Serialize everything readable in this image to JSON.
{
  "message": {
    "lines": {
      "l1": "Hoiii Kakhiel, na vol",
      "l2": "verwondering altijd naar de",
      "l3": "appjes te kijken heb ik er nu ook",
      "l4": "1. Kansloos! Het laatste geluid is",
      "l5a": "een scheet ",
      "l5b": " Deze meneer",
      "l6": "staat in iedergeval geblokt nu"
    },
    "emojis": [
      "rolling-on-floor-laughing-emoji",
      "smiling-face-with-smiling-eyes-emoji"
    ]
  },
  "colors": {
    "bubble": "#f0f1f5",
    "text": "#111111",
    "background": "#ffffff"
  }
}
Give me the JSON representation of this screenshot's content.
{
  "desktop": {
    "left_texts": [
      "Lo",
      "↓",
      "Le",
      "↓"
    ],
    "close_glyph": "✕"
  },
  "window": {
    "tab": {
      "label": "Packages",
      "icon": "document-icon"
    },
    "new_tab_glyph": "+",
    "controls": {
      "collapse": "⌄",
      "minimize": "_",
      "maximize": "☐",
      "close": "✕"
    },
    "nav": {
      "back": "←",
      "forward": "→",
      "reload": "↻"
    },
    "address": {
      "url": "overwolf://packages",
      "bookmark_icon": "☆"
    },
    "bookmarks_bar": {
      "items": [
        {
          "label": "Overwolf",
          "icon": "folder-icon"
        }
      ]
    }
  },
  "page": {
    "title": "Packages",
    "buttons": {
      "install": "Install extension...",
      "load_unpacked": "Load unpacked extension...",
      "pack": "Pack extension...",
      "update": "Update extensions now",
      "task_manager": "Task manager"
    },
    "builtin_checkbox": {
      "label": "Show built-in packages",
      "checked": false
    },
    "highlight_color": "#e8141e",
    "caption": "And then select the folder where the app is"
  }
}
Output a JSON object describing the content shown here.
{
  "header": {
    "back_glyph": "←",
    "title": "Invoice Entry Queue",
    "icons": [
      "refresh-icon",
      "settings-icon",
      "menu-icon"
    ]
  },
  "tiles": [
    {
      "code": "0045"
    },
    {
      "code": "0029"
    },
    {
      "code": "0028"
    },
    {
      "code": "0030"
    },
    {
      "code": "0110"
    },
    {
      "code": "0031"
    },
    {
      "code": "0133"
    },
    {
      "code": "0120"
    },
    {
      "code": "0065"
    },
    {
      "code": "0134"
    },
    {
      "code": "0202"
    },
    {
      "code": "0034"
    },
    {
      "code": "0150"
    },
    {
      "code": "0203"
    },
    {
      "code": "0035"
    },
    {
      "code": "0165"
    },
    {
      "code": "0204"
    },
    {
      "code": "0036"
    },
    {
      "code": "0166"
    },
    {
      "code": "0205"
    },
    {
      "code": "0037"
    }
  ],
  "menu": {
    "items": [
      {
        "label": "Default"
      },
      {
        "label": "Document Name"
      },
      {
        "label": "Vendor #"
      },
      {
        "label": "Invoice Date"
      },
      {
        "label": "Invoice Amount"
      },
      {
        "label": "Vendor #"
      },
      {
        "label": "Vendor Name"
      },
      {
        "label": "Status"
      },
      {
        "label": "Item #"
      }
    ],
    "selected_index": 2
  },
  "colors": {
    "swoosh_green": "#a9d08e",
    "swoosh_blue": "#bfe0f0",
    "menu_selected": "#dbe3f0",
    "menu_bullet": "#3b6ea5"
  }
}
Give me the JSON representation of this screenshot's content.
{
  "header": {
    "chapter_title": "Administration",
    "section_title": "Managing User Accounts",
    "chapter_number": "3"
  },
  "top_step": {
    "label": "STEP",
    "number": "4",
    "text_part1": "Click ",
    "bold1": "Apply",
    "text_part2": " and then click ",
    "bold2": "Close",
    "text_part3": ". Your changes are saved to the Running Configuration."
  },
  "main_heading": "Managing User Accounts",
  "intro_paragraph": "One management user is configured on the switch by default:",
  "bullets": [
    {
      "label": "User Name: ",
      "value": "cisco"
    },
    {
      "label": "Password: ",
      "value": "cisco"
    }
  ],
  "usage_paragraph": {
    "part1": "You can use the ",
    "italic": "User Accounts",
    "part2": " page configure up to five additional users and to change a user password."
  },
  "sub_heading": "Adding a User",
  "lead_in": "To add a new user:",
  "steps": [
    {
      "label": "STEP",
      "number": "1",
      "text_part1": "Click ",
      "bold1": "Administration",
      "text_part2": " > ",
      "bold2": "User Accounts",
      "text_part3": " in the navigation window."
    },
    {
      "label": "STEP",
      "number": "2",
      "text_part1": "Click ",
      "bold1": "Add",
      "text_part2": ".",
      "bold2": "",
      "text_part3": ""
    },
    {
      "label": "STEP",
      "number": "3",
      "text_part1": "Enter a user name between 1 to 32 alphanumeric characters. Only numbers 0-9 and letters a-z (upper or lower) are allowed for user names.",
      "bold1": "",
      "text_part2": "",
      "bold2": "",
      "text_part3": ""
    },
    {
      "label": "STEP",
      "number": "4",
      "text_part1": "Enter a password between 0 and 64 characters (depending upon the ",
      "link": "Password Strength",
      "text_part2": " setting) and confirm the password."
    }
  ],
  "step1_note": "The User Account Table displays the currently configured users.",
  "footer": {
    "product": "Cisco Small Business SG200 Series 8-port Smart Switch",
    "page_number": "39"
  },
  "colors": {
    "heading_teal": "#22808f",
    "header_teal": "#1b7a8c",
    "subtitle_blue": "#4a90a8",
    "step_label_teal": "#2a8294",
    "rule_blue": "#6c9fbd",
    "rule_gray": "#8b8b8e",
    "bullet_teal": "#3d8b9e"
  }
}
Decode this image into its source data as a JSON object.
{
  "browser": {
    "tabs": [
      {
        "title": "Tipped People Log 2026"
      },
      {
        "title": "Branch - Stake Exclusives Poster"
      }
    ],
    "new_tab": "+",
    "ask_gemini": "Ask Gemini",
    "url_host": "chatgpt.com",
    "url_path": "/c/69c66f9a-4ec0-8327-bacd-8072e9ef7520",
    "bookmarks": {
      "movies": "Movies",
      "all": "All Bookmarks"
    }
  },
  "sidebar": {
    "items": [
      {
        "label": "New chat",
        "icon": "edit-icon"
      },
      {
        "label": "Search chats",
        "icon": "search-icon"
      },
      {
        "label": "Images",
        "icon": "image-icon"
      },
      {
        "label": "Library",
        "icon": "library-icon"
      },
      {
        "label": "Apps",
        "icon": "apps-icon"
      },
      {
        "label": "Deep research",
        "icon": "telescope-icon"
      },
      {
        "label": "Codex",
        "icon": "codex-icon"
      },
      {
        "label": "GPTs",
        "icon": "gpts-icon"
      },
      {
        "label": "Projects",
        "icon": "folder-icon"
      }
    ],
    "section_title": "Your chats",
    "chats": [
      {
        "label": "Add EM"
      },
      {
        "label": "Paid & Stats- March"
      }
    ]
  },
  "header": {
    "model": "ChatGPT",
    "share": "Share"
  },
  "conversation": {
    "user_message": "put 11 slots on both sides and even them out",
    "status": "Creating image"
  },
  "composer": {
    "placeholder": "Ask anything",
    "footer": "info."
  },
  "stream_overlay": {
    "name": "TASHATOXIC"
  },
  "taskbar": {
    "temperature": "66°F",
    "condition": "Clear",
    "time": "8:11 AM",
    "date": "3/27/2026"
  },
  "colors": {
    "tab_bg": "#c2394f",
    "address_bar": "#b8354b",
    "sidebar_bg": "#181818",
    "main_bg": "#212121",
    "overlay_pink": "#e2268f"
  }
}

******************************

(Given instruction): Copy every line above that includes the string "Enter".

(Exercise answer):
      "text_part1": "Enter a user name between 1 to 32 alphanumeric characters. Only numbers 0-9 and letters a-z (upper or lower) are allowed for user names.",
      "text_part1": "Enter a password between 0 and 64 characters (depending upon the ",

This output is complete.